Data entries
------------

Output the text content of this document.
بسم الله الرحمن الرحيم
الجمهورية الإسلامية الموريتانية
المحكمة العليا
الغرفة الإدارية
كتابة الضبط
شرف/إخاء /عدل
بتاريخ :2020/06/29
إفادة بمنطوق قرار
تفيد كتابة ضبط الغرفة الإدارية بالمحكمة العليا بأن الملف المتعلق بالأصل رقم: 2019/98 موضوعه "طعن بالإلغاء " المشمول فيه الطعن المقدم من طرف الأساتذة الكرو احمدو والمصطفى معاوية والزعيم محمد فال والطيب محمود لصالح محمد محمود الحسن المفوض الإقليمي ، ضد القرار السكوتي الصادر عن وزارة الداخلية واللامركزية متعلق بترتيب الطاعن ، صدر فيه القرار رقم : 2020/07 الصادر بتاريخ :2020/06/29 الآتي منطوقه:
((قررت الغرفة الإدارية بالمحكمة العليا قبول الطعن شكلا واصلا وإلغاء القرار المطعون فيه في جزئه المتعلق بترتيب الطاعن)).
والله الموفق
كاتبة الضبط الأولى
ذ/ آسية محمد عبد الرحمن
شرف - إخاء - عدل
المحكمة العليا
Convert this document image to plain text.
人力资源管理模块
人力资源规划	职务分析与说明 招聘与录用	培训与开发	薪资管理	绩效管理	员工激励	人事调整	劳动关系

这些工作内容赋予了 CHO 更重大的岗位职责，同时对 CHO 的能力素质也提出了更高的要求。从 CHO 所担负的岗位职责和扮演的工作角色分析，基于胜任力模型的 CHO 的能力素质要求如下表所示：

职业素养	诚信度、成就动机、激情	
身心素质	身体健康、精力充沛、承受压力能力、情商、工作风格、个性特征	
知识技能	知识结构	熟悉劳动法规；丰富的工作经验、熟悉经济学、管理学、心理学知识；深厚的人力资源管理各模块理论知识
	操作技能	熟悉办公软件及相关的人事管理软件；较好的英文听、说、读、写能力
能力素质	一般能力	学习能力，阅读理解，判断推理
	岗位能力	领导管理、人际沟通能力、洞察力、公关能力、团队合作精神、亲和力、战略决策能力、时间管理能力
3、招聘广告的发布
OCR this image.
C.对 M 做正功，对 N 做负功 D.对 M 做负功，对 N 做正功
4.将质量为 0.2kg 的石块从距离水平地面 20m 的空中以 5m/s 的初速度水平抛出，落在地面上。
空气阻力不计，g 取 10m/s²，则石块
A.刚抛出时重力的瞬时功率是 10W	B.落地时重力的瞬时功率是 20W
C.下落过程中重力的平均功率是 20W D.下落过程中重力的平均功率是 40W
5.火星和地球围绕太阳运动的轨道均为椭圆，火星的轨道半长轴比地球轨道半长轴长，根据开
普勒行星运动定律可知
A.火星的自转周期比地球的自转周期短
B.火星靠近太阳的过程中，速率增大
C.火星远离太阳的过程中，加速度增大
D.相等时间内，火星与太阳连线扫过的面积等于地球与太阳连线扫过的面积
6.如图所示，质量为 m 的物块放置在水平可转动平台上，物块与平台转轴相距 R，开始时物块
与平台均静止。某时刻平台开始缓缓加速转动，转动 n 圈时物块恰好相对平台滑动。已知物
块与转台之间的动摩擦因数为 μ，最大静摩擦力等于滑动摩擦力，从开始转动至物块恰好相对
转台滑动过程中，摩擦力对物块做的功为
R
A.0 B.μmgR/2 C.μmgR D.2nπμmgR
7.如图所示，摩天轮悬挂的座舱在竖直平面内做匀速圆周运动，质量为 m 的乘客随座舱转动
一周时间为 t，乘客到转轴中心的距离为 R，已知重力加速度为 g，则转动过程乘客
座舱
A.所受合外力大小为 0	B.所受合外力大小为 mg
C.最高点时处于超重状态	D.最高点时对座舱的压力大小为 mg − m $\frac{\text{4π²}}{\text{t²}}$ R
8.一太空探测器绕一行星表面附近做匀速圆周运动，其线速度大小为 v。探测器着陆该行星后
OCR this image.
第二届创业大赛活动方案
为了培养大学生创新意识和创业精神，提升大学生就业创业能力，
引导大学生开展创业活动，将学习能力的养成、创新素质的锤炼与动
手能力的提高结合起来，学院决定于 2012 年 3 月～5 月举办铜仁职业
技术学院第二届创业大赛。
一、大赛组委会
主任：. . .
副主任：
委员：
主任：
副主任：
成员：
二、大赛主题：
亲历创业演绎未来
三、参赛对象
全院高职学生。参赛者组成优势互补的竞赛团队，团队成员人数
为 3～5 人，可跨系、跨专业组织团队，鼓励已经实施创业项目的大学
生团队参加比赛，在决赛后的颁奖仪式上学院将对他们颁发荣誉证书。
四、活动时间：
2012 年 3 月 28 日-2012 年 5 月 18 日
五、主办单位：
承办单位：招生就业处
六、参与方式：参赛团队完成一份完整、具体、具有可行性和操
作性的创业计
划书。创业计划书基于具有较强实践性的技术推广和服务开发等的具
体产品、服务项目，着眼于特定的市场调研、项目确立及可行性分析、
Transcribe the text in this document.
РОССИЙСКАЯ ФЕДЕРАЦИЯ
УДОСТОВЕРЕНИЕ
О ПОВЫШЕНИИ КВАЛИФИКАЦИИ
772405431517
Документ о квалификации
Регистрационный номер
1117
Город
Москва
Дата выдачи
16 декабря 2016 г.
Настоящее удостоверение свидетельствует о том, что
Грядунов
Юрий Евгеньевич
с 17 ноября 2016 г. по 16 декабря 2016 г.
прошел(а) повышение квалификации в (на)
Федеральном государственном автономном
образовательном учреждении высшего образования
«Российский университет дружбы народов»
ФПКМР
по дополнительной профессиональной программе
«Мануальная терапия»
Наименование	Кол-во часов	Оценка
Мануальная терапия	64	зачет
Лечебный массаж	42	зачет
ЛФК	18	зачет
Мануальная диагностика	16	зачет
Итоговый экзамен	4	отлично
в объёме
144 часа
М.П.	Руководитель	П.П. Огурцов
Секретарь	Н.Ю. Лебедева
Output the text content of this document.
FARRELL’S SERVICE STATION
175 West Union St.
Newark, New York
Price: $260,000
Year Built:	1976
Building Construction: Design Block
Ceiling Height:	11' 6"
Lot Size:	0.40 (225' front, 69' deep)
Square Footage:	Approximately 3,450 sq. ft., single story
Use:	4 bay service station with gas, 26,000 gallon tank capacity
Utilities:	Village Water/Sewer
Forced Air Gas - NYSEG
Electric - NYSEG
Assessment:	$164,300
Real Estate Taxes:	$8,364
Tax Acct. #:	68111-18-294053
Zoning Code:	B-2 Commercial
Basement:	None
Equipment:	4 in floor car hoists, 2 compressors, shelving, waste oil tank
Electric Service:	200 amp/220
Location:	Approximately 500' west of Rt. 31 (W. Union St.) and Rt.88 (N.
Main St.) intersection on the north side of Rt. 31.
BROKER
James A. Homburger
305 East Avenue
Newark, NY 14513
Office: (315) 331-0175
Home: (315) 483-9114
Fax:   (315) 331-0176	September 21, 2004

------------

Would you reproduce the material above in full, exactly as given?

Output the text content of this document.
بسم الله الرحمن الرحيم
الجمهورية الإسلامية الموريتانية
المحكمة العليا
الغرفة الإدارية
كتابة الضبط
شرف/إخاء /عدل
بتاريخ :2020/06/29
إفادة بمنطوق قرار
تفيد كتابة ضبط الغرفة الإدارية بالمحكمة العليا بأن الملف المتعلق بالأصل رقم: 2019/98 موضوعه "طعن بالإلغاء " المشمول فيه الطعن المقدم من طرف الأساتذة الكرو احمدو والمصطفى معاوية والزعيم محمد فال والطيب محمود لصالح محمد محمود الحسن المفوض الإقليمي ، ضد القرار السكوتي الصادر عن وزارة الداخلية واللامركزية متعلق بترتيب الطاعن ، صدر فيه القرار رقم : 2020/07 الصادر بتاريخ :2020/06/29 الآتي منطوقه:
((قررت الغرفة الإدارية بالمحكمة العليا قبول الطعن شكلا واصلا وإلغاء القرار المطعون فيه في جزئه المتعلق بترتيب الطاعن)).
والله الموفق
كاتبة الضبط الأولى
ذ/ آسية محمد عبد الرحمن
شرف - إخاء - عدل
المحكمة العليا
Convert this document image to plain text.
人力资源管理模块
人力资源规划	职务分析与说明 招聘与录用	培训与开发	薪资管理	绩效管理	员工激励	人事调整	劳动关系

这些工作内容赋予了 CHO 更重大的岗位职责，同时对 CHO 的能力素质也提出了更高的要求。从 CHO 所担负的岗位职责和扮演的工作角色分析，基于胜任力模型的 CHO 的能力素质要求如下表所示：

职业素养	诚信度、成就动机、激情	
身心素质	身体健康、精力充沛、承受压力能力、情商、工作风格、个性特征	
知识技能	知识结构	熟悉劳动法规；丰富的工作经验、熟悉经济学、管理学、心理学知识；深厚的人力资源管理各模块理论知识
	操作技能	熟悉办公软件及相关的人事管理软件；较好的英文听、说、读、写能力
能力素质	一般能力	学习能力，阅读理解，判断推理
	岗位能力	领导管理、人际沟通能力、洞察力、公关能力、团队合作精神、亲和力、战略决策能力、时间管理能力
3、招聘广告的发布
OCR this image.
C.对 M 做正功，对 N 做负功 D.对 M 做负功，对 N 做正功
4.将质量为 0.2kg 的石块从距离水平地面 20m 的空中以 5m/s 的初速度水平抛出，落在地面上。
空气阻力不计，g 取 10m/s²，则石块
A.刚抛出时重力的瞬时功率是 10W	B.落地时重力的瞬时功率是 20W
C.下落过程中重力的平均功率是 20W D.下落过程中重力的平均功率是 40W
5.火星和地球围绕太阳运动的轨道均为椭圆，火星的轨道半长轴比地球轨道半长轴长，根据开
普勒行星运动定律可知
A.火星的自转周期比地球的自转周期短
B.火星靠近太阳的过程中，速率增大
C.火星远离太阳的过程中，加速度增大
D.相等时间内，火星与太阳连线扫过的面积等于地球与太阳连线扫过的面积
6.如图所示，质量为 m 的物块放置在水平可转动平台上，物块与平台转轴相距 R，开始时物块
与平台均静止。某时刻平台开始缓缓加速转动，转动 n 圈时物块恰好相对平台滑动。已知物
块与转台之间的动摩擦因数为 μ，最大静摩擦力等于滑动摩擦力，从开始转动至物块恰好相对
转台滑动过程中，摩擦力对物块做的功为
R
A.0 B.μmgR/2 C.μmgR D.2nπμmgR
7.如图所示，摩天轮悬挂的座舱在竖直平面内做匀速圆周运动，质量为 m 的乘客随座舱转动
一周时间为 t，乘客到转轴中心的距离为 R，已知重力加速度为 g，则转动过程乘客
座舱
A.所受合外力大小为 0	B.所受合外力大小为 mg
C.最高点时处于超重状态	D.最高点时对座舱的压力大小为 mg − m $\frac{\text{4π²}}{\text{t²}}$ R
8.一太空探测器绕一行星表面附近做匀速圆周运动，其线速度大小为 v。探测器着陆该行星后
OCR this image.
第二届创业大赛活动方案
为了培养大学生创新意识和创业精神，提升大学生就业创业能力，
引导大学生开展创业活动，将学习能力的养成、创新素质的锤炼与动
手能力的提高结合起来，学院决定于 2012 年 3 月～5 月举办铜仁职业
技术学院第二届创业大赛。
一、大赛组委会
主任：. . .
副主任：
委员：
主任：
副主任：
成员：
二、大赛主题：
亲历创业演绎未来
三、参赛对象
全院高职学生。参赛者组成优势互补的竞赛团队，团队成员人数
为 3～5 人，可跨系、跨专业组织团队，鼓励已经实施创业项目的大学
生团队参加比赛，在决赛后的颁奖仪式上学院将对他们颁发荣誉证书。
四、活动时间：
2012 年 3 月 28 日-2012 年 5 月 18 日
五、主办单位：
承办单位：招生就业处
六、参与方式：参赛团队完成一份完整、具体、具有可行性和操
作性的创业计
划书。创业计划书基于具有较强实践性的技术推广和服务开发等的具
体产品、服务项目，着眼于特定的市场调研、项目确立及可行性分析、
Transcribe the text in this document.
РОССИЙСКАЯ ФЕДЕРАЦИЯ
УДОСТОВЕРЕНИЕ
О ПОВЫШЕНИИ КВАЛИФИКАЦИИ
772405431517
Документ о квалификации
Регистрационный номер
1117
Город
Москва
Дата выдачи
16 декабря 2016 г.
Настоящее удостоверение свидетельствует о том, что
Грядунов
Юрий Евгеньевич
с 17 ноября 2016 г. по 16 декабря 2016 г.
прошел(а) повышение квалификации в (на)
Федеральном государственном автономном
образовательном учреждении высшего образования
«Российский университет дружбы народов»
ФПКМР
по дополнительной профессиональной программе
«Мануальная терапия»
Наименование	Кол-во часов	Оценка
Мануальная терапия	64	зачет
Лечебный массаж	42	зачет
ЛФК	18	зачет
Мануальная диагностика	16	зачет
Итоговый экзамен	4	отлично
в объёме
144 часа
М.П.	Руководитель	П.П. Огурцов
Секретарь	Н.Ю. Лебедева
Output the text content of this document.
FARRELL’S SERVICE STATION
175 West Union St.
Newark, New York
Price: $260,000
Year Built:	1976
Building Construction: Design Block
Ceiling Height:	11' 6"
Lot Size:	0.40 (225' front, 69' deep)
Square Footage:	Approximately 3,450 sq. ft., single story
Use:	4 bay service station with gas, 26,000 gallon tank capacity
Utilities:	Village Water/Sewer
Forced Air Gas - NYSEG
Electric - NYSEG
Assessment:	$164,300
Real Estate Taxes:	$8,364
Tax Acct. #:	68111-18-294053
Zoning Code:	B-2 Commercial
Basement:	None
Equipment:	4 in floor car hoists, 2 compressors, shelving, waste oil tank
Electric Service:	200 amp/220
Location:	Approximately 500' west of Rt. 31 (W. Union St.) and Rt.88 (N.
Main St.) intersection on the north side of Rt. 31.
BROKER
James A. Homburger
305 East Avenue
Newark, NY 14513
Office: (315) 331-0175
Home: (315) 483-9114
Fax:   (315) 331-0176	September 21, 2004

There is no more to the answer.